“Here’s my passport photo—turn it into a 4-second Tokyo night-rain scene, 24 fps, no budget.”
If that request sounds familiar, the engineering story below is worth frame-by-frame inspection.
The Identity Problem No One Has Solved (Yet)
Text-to-video models got stunningly good at motion, yet one stubborn artifact refuses to behave: a human face.
-
DreamBooth fans fine-tune 10 GB weights—motion turns to PowerPoint. -
Frame-by-frame stylists melt GPUs and still twitch the chin. -
Copy-paste crews swap backgrounds, but the first head-turn shatters the illusion.
Lynx’s take? Keep the giant frozen, clip on two tiny cheat-sheets.
An ID-Adapter memorizes the五官 (facial features), a Ref-Adapter memorizes pores and lighting. Zero base-model tuning, yet the actor can stroll from Shibuya crossing to Sahara sunset without a frame drop.

Data shown:
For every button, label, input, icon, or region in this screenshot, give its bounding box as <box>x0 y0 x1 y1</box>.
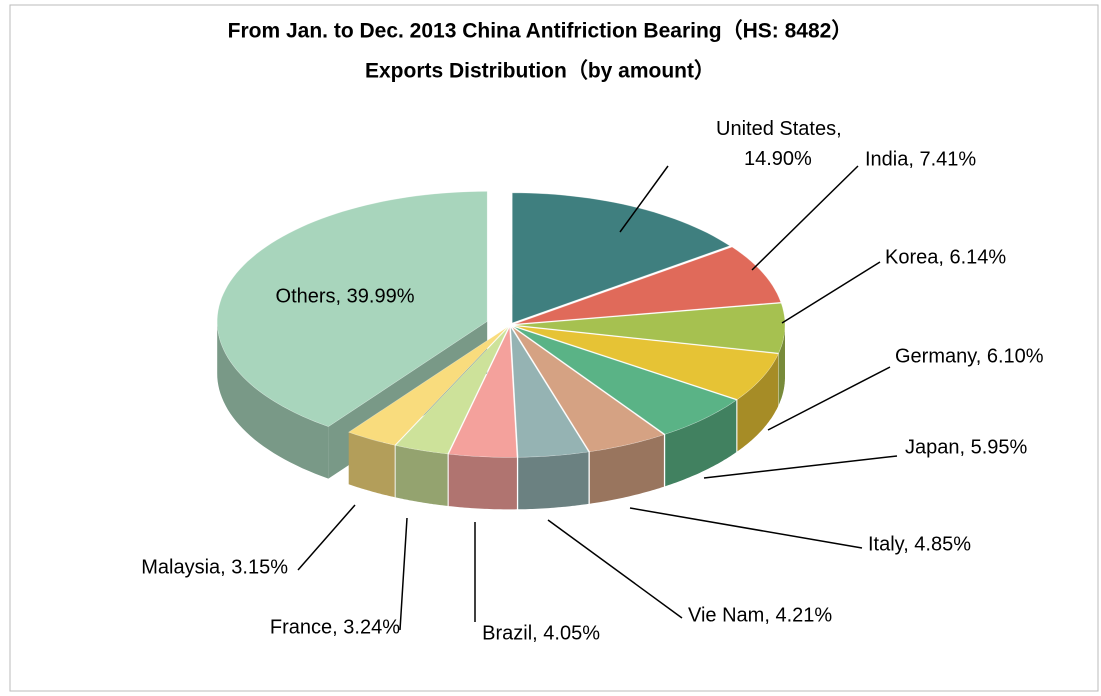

Goal:
Answer these about the Lynx text:
(a) What frame rate does the opening request ask for?
(b) What happens to motion when DreamBooth fans fine-tune 10 GB weights?
(c) What does the Ref-Adapter memorize?
Work from the Lynx text alone.

Result of this exercise:
(a) 24 fps
(b) It turns to PowerPoint.
(c) Pores and lighting